[Start Data listing]
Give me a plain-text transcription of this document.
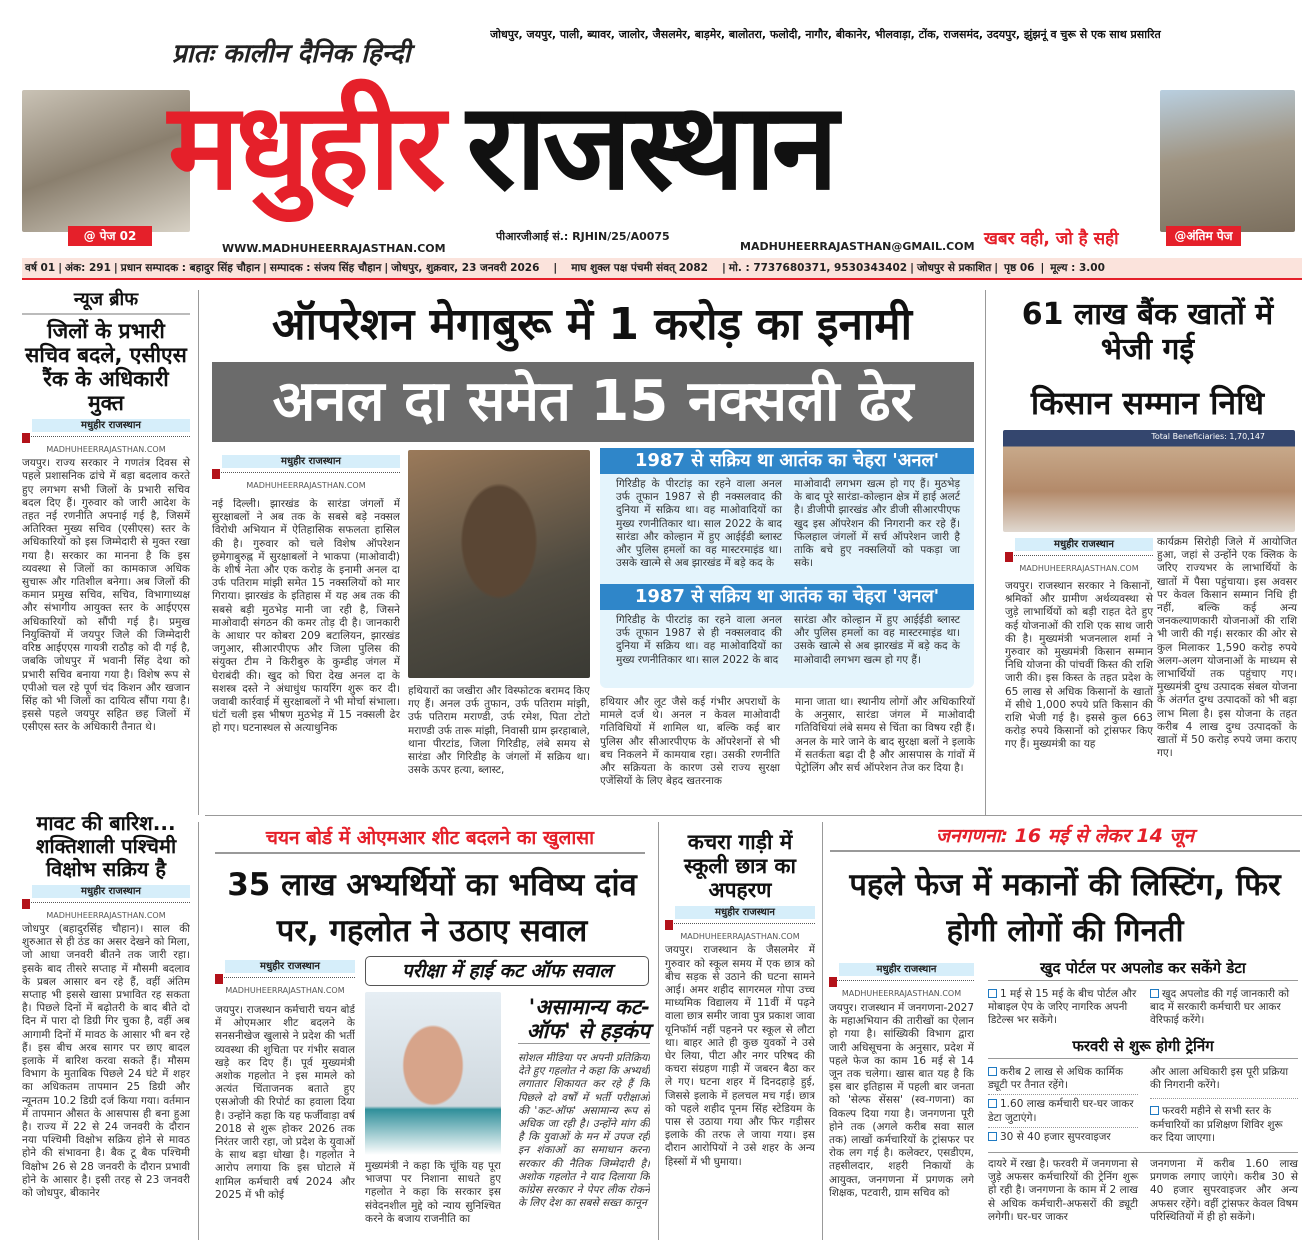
@ पेज 02
प्रातः कालीन दैनिक हिन्दी
जोधपुर, जयपुर, पाली, ब्यावर, जालोर, जैसलमेर, बाड़मेर, बालोतरा, फलोदी, नागौर, बीकानेर, भीलवाड़ा, टोंक, राजसमंद, उदयपुर, झुंझनूं व चुरू से एक साथ प्रसारित
मधुहीर राजस्थान
@अंतिम पेज
WWW.MADHUHEERRAJASTHAN.COM
पीआरजीआई सं.: RJHIN/25/A0075
MADHUHEERRAJASTHAN@GMAIL.COM खबर वही, जो है सही
वर्ष 01 | अंक: 291 | प्रधान सम्पादक : बहादुर सिंह चौहान | सम्पादक : संजय सिंह चौहान | जोधपुर, शुक्रवार, 23 जनवरी 2026	|	माघ शुक्ल पक्ष पंचमी संवत् 2082	| मो. : 7737680371, 9530343402 | जोधपुर से प्रकाशित | पृष्ठ 06 | मूल्य : 3.00
न्यूज ब्रीफ
जिलों के प्रभारी सचिव बदले, एसीएस रैंक के अधिकारी मुक्त
मधुहीर राजस्थान
MADHUHEERRAJASTHAN.COM
जयपुर। राज्य सरकार ने गणतंत्र दिवस से पहले प्रशासनिक ढांचे में बड़ा बदलाव करते हुए लगभग सभी जिलों के प्रभारी सचिव बदल दिए हैं। गुरुवार को जारी आदेश के तहत नई रणनीति अपनाई गई है, जिसमें अतिरिक्त मुख्य सचिव (एसीएस) स्तर के अधिकारियों को इस जिम्मेदारी से मुक्त रखा गया है। सरकार का मानना है कि इस व्यवस्था से जिलों का कामकाज अधिक सुचारू और गतिशील बनेगा। अब जिलों की कमान प्रमुख सचिव, सचिव, विभागाध्यक्ष और संभागीय आयुक्त स्तर के आईएएस अधिकारियों को सौंपी गई है। प्रमुख नियुक्तियों में जयपुर जिले की जिम्मेदारी वरिष्ठ आईएएस गायत्री राठौड़ को दी गई है, जबकि जोधपुर में भवानी सिंह देथा को प्रभारी सचिव बनाया गया है। विशेष रूप से एपीओ चल रहे पूर्ण चंद किशन और खजान सिंह को भी जिलों का दायित्व सौंपा गया है। इससे पहले जयपुर सहित छह जिलों में एसीएस स्तर के अधिकारी तैनात थे।
ऑपरेशन मेगाबुरू में 1 करोड़ का इनामी
अनल दा समेत 15 नक्सली ढेर
मधुहीर राजस्थान
MADHUHEERRAJASTHAN.COM
नई दिल्ली। झारखंड के सारंडा जंगलों में सुरक्षाबलों ने अब तक के सबसे बड़े नक्सल विरोधी अभियान में ऐतिहासिक सफलता हासिल की है। गुरुवार को चले विशेष ऑपरेशन छ्रमेगाबुरुह्न में सुरक्षाबलों ने भाकपा (माओवादी) के शीर्ष नेता और एक करोड़ के इनामी अनल दा उर्फ पतिराम मांझी समेत 15 नक्सलियों को मार गिराया। झारखंड के इतिहास में यह अब तक की सबसे बड़ी मुठभेड़ मानी जा रही है, जिसने माओवादी संगठन की कमर तोड़ दी है। जानकारी के आधार पर कोबरा 209 बटालियन, झारखंड जगुआर, सीआरपीएफ और जिला पुलिस की संयुक्त टीम ने किरीबुरु के कुम्डीह जंगल में घेराबंदी की। खुद को घिरा देख अनल दा के सशस्त्र दस्ते ने अंधाधुंध फायरिंग शुरू कर दी। जवाबी कार्रवाई में सुरक्षाबलों ने भी मोर्चा संभाला। घंटों चली इस भीषण मुठभेड़ में 15 नक्सली ढेर हो गए। घटनास्थल से अत्याधुनिक
हथियारों का जखीरा और विस्फोटक बरामद किए गए हैं। अनल उर्फ तुफान, उर्फ पतिराम मांझी, उर्फ पतिराम मराण्डी, उर्फ रमेश, पिता टोटो मराण्डी उर्फ तारू मांझी, निवासी ग्राम झरहाबाले, थाना पीरटांड, जिला गिरिडीह, लंबे समय से सारंडा और गिरिडीह के जंगलों में सक्रिय था। उसके ऊपर हत्या, ब्लास्ट,
1987 से सक्रिय था आतंक का चेहरा 'अनल'
गिरिडीह के पीरटांड़ का रहने वाला अनल उर्फ तूफान 1987 से ही नक्सलवाद की दुनिया में सक्रिय था। वह माओवादियों का मुख्य रणनीतिकार था। साल 2022 के बाद सारंडा और कोल्हान में हुए आईईडी ब्लास्ट और पुलिस हमलों का वह मास्टरमाइंड था। उसके खात्मे से अब झारखंड में बड़े कद के
माओवादी लगभग खत्म हो गए हैं। मुठभेड़ के बाद पूरे सारंडा-कोल्हान क्षेत्र में हाई अलर्ट है। डीजीपी झारखंड और डीजी सीआरपीएफ खुद इस ऑपरेशन की निगरानी कर रहे हैं। फिलहाल जंगलों में सर्च ऑपरेशन जारी है ताकि बचे हुए नक्सलियों को पकड़ा जा सके।
1987 से सक्रिय था आतंक का चेहरा 'अनल'
गिरिडीह के पीरटांड़ का रहने वाला अनल उर्फ तूफान 1987 से ही नक्सलवाद की दुनिया में सक्रिय था। वह माओवादियों का मुख्य रणनीतिकार था। साल 2022 के बाद
सारंडा और कोल्हान में हुए आईईडी ब्लास्ट और पुलिस हमलों का वह मास्टरमाइंड था। उसके खात्मे से अब झारखंड में बड़े कद के माओवादी लगभग खत्म हो गए हैं।
हथियार और लूट जैसे कई गंभीर अपराधों के मामले दर्ज थे। अनल न केवल माओवादी गतिविधियों में शामिल था, बल्कि कई बार पुलिस और सीआरपीएफ के ऑपरेशनों से भी बच निकलने में कामयाब रहा। उसकी रणनीति और सक्रियता के कारण उसे राज्य सुरक्षा एजेंसियों के लिए बेहद खतरनाक
माना जाता था। स्थानीय लोगों और अधिकारियों के अनुसार, सारंडा जंगल में माओवादी गतिविधियां लंबे समय से चिंता का विषय रही हैं। अनल के मारे जाने के बाद सुरक्षा बलों ने इलाके में सतर्कता बढ़ा दी है और आसपास के गांवों में पेट्रोलिंग और सर्च ऑपरेशन तेज कर दिया है।
61 लाख बैंक खातों में भेजी गई
किसान सम्मान निधि
Total Beneficiaries: 1,70,147
मधुहीर राजस्थान
MADHUHEERRAJASTHAN.COM
जयपुर। राजस्थान सरकार ने किसानों, श्रमिकों और ग्रामीण अर्थव्यवस्था से जुड़े लाभार्थियों को बड़ी राहत देते हुए कई योजनाओं की राशि एक साथ जारी की है। मुख्यमंत्री भजनलाल शर्मा ने गुरुवार को मुख्यमंत्री किसान सम्मान निधि योजना की पांचवीं किस्त की राशि जारी की। इस किस्त के तहत प्रदेश के 65 लाख से अधिक किसानों के खातों में सीधे 1,000 रुपये प्रति किसान की राशि भेजी गई है। इससे कुल 663 करोड़ रुपये किसानों को ट्रांसफर किए गए हैं। मुख्यमंत्री का यह
कार्यक्रम सिरोही जिले में आयोजित हुआ, जहां से उन्होंने एक क्लिक के जरिए राज्यभर के लाभार्थियों के खातों में पैसा पहुंचाया। इस अवसर पर केवल किसान सम्मान निधि ही नहीं, बल्कि कई अन्य जनकल्याणकारी योजनाओं की राशि भी जारी की गई। सरकार की ओर से कुल मिलाकर 1,590 करोड़ रुपये अलग-अलग योजनाओं के माध्यम से लाभार्थियों तक पहुंचाए गए। मुख्यमंत्री दुग्ध उत्पादक संबल योजना के अंतर्गत दुग्ध उत्पादकों को भी बड़ा लाभ मिला है। इस योजना के तहत करीब 4 लाख दुग्ध उत्पादकों के खातों में 50 करोड़ रुपये जमा कराए गए।
मावट की बारिश... शक्तिशाली पश्चिमी विक्षोभ सक्रिय है
मधुहीर राजस्थान
MADHUHEERRAJASTHAN.COM
जोधपुर (बहादुरसिंह चौहान)। साल की शुरुआत से ही ठंड का असर देखने को मिला, जो आधा जनवरी बीतने तक जारी रहा। इसके बाद तीसरे सप्ताह में मौसमी बदलाव के प्रबल आसार बन रहे हैं, वहीं अंतिम सप्ताह भी इससे खासा प्रभावित रह सकता है। पिछले दिनों में बढ़ोतरी के बाद बीते दो दिन में पारा दो डिग्री गिर चुका है, वहीं अब आगामी दिनों में मावठ के आसार भी बन रहे हैं। इस बीच अरब सागर पर छाए बादल इलाके में बारिश करवा सकते हैं। मौसम विभाग के मुताबिक पिछले 24 घंटे में शहर का अधिकतम तापमान 25 डिग्री और न्यूनतम 10.2 डिग्री दर्ज किया गया। वर्तमान में तापमान औसत के आसपास ही बना हुआ है। राज्य में 22 से 24 जनवरी के दौरान नया पश्चिमी विक्षोभ सक्रिय होने से मावठ होने की संभावना है। बैक टू बैक पश्चिमी विक्षोभ 26 से 28 जनवरी के दौरान प्रभावी होने के आसार है। इसी तरह से 23 जनवरी को जोधपुर, बीकानेर
चयन बोर्ड में ओएमआर शीट बदलने का खुलासा
35 लाख अभ्यर्थियों का भविष्य दांव पर, गहलोत ने उठाए सवाल
मधुहीर राजस्थान
MADHUHEERRAJASTHAN.COM
जयपुर। राजस्थान कर्मचारी चयन बोर्ड में ओएमआर शीट बदलने के सनसनीखेज खुलासे ने प्रदेश की भर्ती व्यवस्था की शुचिता पर गंभीर सवाल खड़े कर दिए हैं। पूर्व मुख्यमंत्री अशोक गहलोत ने इस मामले को अत्यंत चिंताजनक बताते हुए एसओजी की रिपोर्ट का हवाला दिया है। उन्होंने कहा कि यह फर्जीवाड़ा वर्ष 2018 से शुरू होकर 2026 तक निरंतर जारी रहा, जो प्रदेश के युवाओं के साथ बड़ा धोखा है। गहलोत ने आरोप लगाया कि इस घोटाले में शामिल कर्मचारी वर्ष 2024 और 2025 में भी कोई
परीक्षा में हाई कट ऑफ सवाल
मुख्यमंत्री ने कहा कि चूंकि यह पूरा भाजपा पर निशाना साधते हुए गहलोत ने कहा कि सरकार इस संवेदनशील मुद्दे को न्याय सुनिश्चित करने के बजाय राजनीति का
'असामान्य कट-ऑफ' से हड़कंप
सोशल मीडिया पर अपनी प्रतिक्रिया देते हुए गहलोत ने कहा कि अभ्यर्थी लगातार शिकायत कर रहे हैं कि पिछले दो वर्षों में भर्ती परीक्षाओं की 'कट-ऑफ' असामान्य रूप से अधिक जा रही है। उन्होंने मांग की है कि युवाओं के मन में उपज रही इन शंकाओं का समाधान करना सरकार की नैतिक जिम्मेदारी है। अशोक गहलोत ने याद दिलाया कि कांग्रेस सरकार ने पेपर लीक रोकने के लिए देश का सबसे सख्त कानून
कचरा गाड़ी में स्कूली छात्र का अपहरण
मधुहीर राजस्थान
MADHUHEERRAJASTHAN.COM
जयपुर। राजस्थान के जैसलमेर में गुरुवार को स्कूल समय में एक छात्र को बीच सड़क से उठाने की घटना सामने आई। अमर शहीद सागरमल गोपा उच्च माध्यमिक विद्यालय में 11वीं में पढ़ने वाला छात्र समीर जावा पुत्र प्रकाश जावा यूनिफॉर्म नहीं पहनने पर स्कूल से लौटा था। बाहर आते ही कुछ युवकों ने उसे घेर लिया, पीटा और नगर परिषद की कचरा संग्रहण गाड़ी में जबरन बैठा कर ले गए। घटना शहर में दिनदहाड़े हुई, जिससे इलाके में हलचल मच गई। छात्र को पहले शहीद पूनम सिंह स्टेडियम के पास से उठाया गया और फिर गड़ीसर इलाके की तरफ ले जाया गया। इस दौरान आरोपियों ने उसे शहर के अन्य हिस्सों में भी घुमाया।
जनगणना: 16 मई से लेकर 14 जून
पहले फेज में मकानों की लिस्टिंग, फिर होगी लोगों की गिनती
मधुहीर राजस्थान
MADHUHEERRAJASTHAN.COM
जयपुर। राजस्थान में जनगणना-2027 के महाअभियान की तारीखों का ऐलान हो गया है। सांख्यिकी विभाग द्वारा जारी अधिसूचना के अनुसार, प्रदेश में पहले फेज का काम 16 मई से 14 जून तक चलेगा। खास बात यह है कि इस बार इतिहास में पहली बार जनता को 'सेल्फ सेंसस' (स्व-गणना) का विकल्प दिया गया है। जनगणना पूरी होने तक (अगले करीब सवा साल तक) लाखों कर्मचारियों के ट्रांसफर पर रोक लग गई है। कलेक्टर, एसडीएम, तहसीलदार, शहरी निकायों के आयुक्त, जनगणना में प्रगणक लगे शिक्षक, पटवारी, ग्राम सचिव को
खुद पोर्टल पर अपलोड कर सकेंगे डेटा
1 मई से 15 मई के बीच पोर्टल और मोबाइल ऐप के जरिए नागरिक अपनी डिटेल्स भर सकेंगे।
खुद अपलोड की गई जानकारी को बाद में सरकारी कर्मचारी घर आकर वेरिफाई करेंगे।
फरवरी से शुरू होगी ट्रेनिंग
करीब 2 लाख से अधिक कार्मिक ड्यूटी पर तैनात रहेंगे।
1.60 लाख कर्मचारी घर-घर जाकर डेटा जुटाएंगे।
30 से 40 हजार सुपरवाइजर
और आला अधिकारी इस पूरी प्रक्रिया की निगरानी करेंगे।
फरवरी महीने से सभी स्तर के कर्मचारियों का प्रशिक्षण शिविर शुरू कर दिया जाएगा।
दायरे में रखा है। फरवरी में जनगणना से जुड़े अफसर कर्मचारियों की ट्रेनिंग शुरू हो रही है। जनगणना के काम में 2 लाख से अधिक कर्मचारी-अफसरों की ड्यूटी लगेगी। घर-घर जाकर
जनगणना में करीब 1.60 लाख प्रगणक लगाए जाएंगे। करीब 30 से 40 हजार सुपरवाइजर और अन्य अफसर रहेंगे। वहीं ट्रांसफर केवल विषम परिस्थितियों में ही हो सकेंगे।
[End Data listing]
Find the word "अफसर" in the records and pull out each line that has it.

■ **Result for this exercise**:
दायरे में रखा है। फरवरी में जनगणना से जुड़े अफसर कर्मचारियों की ट्रेनिंग शुरू हो रही है। जनगणना के काम में 2 लाख से अधिक कर्मचारी-अफसरों की ड्यूटी लगेगी। घर-घर जाकर
जनगणना में करीब 1.60 लाख प्रगणक लगाए जाएंगे। करीब 30 से 40 हजार सुपरवाइजर और अन्य अफसर रहेंगे। वहीं ट्रांसफर केवल विषम परिस्थितियों में ही हो सकेंगे।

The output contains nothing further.